(Exercise brief):
Every line holding the string "sähköiskuvaaran" should be gathered.

(Raw records):
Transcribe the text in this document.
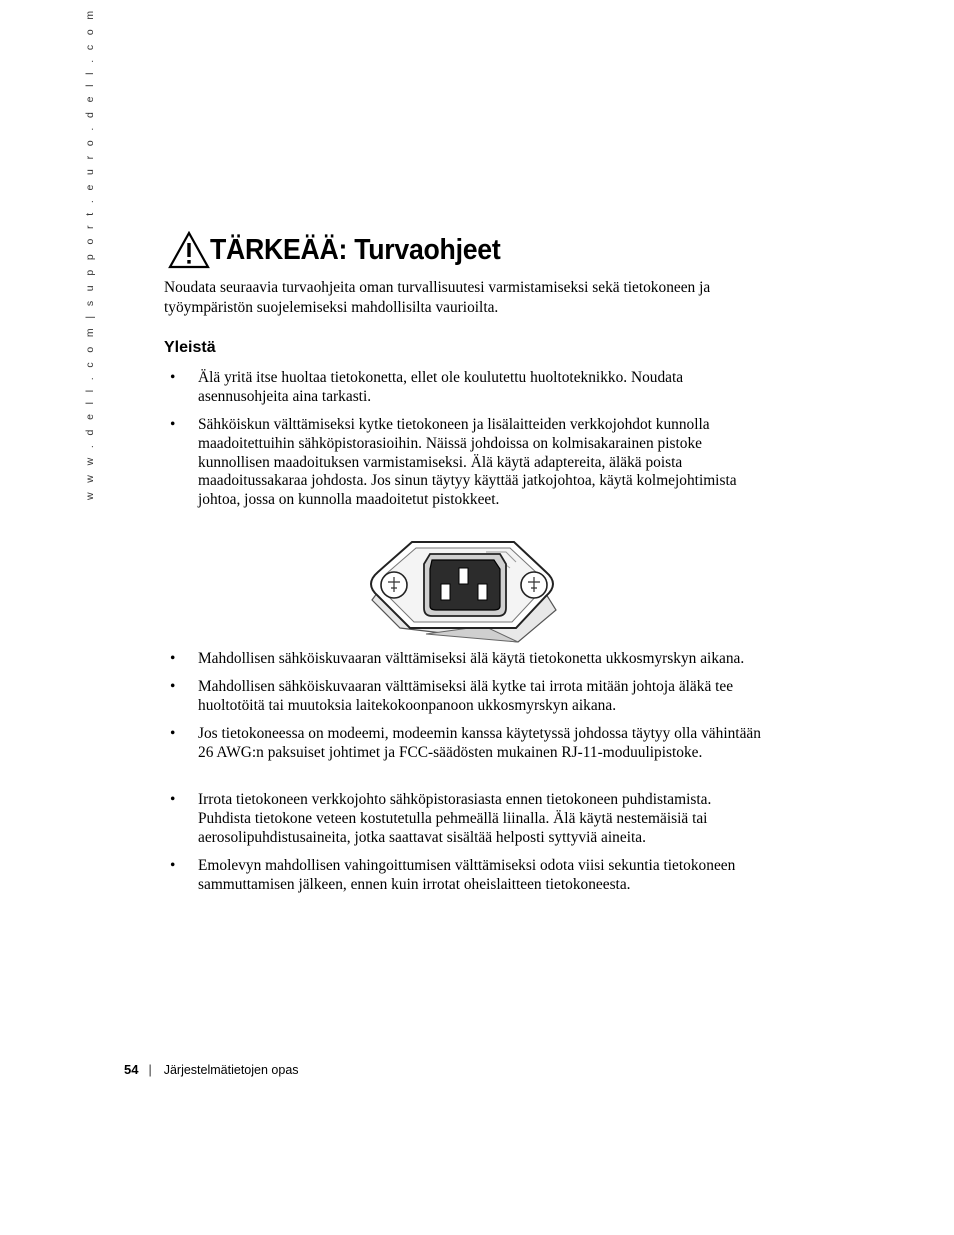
w w w . d e l l . c o m | s u p p o r t . e u r o . d e l l . c o m	TÄRKEÄÄ: Turvaohjeet

Noudata seuraavia turvaohjeita oman turvallisuutesi varmistamiseksi sekä tietokoneen ja työympäristön suojelemiseksi mahdollisilta vaurioilta.

Yleistä
• Älä yritä itse huoltaa tietokonetta, ellet ole koulutettu huoltoteknikko. Noudata asennusohjeita aina tarkasti.
• Sähköiskun välttämiseksi kytke tietokoneen ja lisälaitteiden verkkojohdot kunnolla maadoitettuihin sähköpistorasioihin. Näissä johdoissa on kolmisakarainen pistoke kunnollisen maadoituksen varmistamiseksi. Älä käytä adaptereita, äläkä poista maadoitussakaraa johdosta. Jos sinun täytyy käyttää jatkojohtoa, käytä kolmejohtimista johtoa, jossa on kunnolla maadoitetut pistokkeet.
• Mahdollisen sähköiskuvaaran välttämiseksi älä käytä tietokonetta ukkosmyrskyn aikana.
• Mahdollisen sähköiskuvaaran välttämiseksi älä kytke tai irrota mitään johtoja äläkä tee huoltotöitä tai muutoksia laitekokoonpanoon ukkosmyrskyn aikana.
• Jos tietokoneessa on modeemi, modeemin kanssa käytetyssä johdossa täytyy olla vähintään 26 AWG:n paksuiset johtimet ja FCC-säädösten mukainen RJ-11-moduulipistoke.
• Irrota tietokoneen verkkojohto sähköpistorasiasta ennen tietokoneen puhdistamista. Puhdista tietokone veteen kostutetulla pehmeällä liinalla. Älä käytä nestemäisiä tai aerosolipuhdistusaineita, jotka saattavat sisältää helposti syttyviä aineita.
• Emolevyn mahdollisen vahingoittumisen välttämiseksi odota viisi sekuntia tietokoneen sammuttamisen jälkeen, ennen kuin irrotat oheislaitteen tietokoneesta.
54 | Järjestelmätietojen opas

(Answer to the task):
• Mahdollisen sähköiskuvaaran välttämiseksi älä käytä tietokonetta ukkosmyrskyn aikana.
• Mahdollisen sähköiskuvaaran välttämiseksi älä kytke tai irrota mitään johtoja äläkä tee huoltotöitä tai muutoksia laitekokoonpanoon ukkosmyrskyn aikana.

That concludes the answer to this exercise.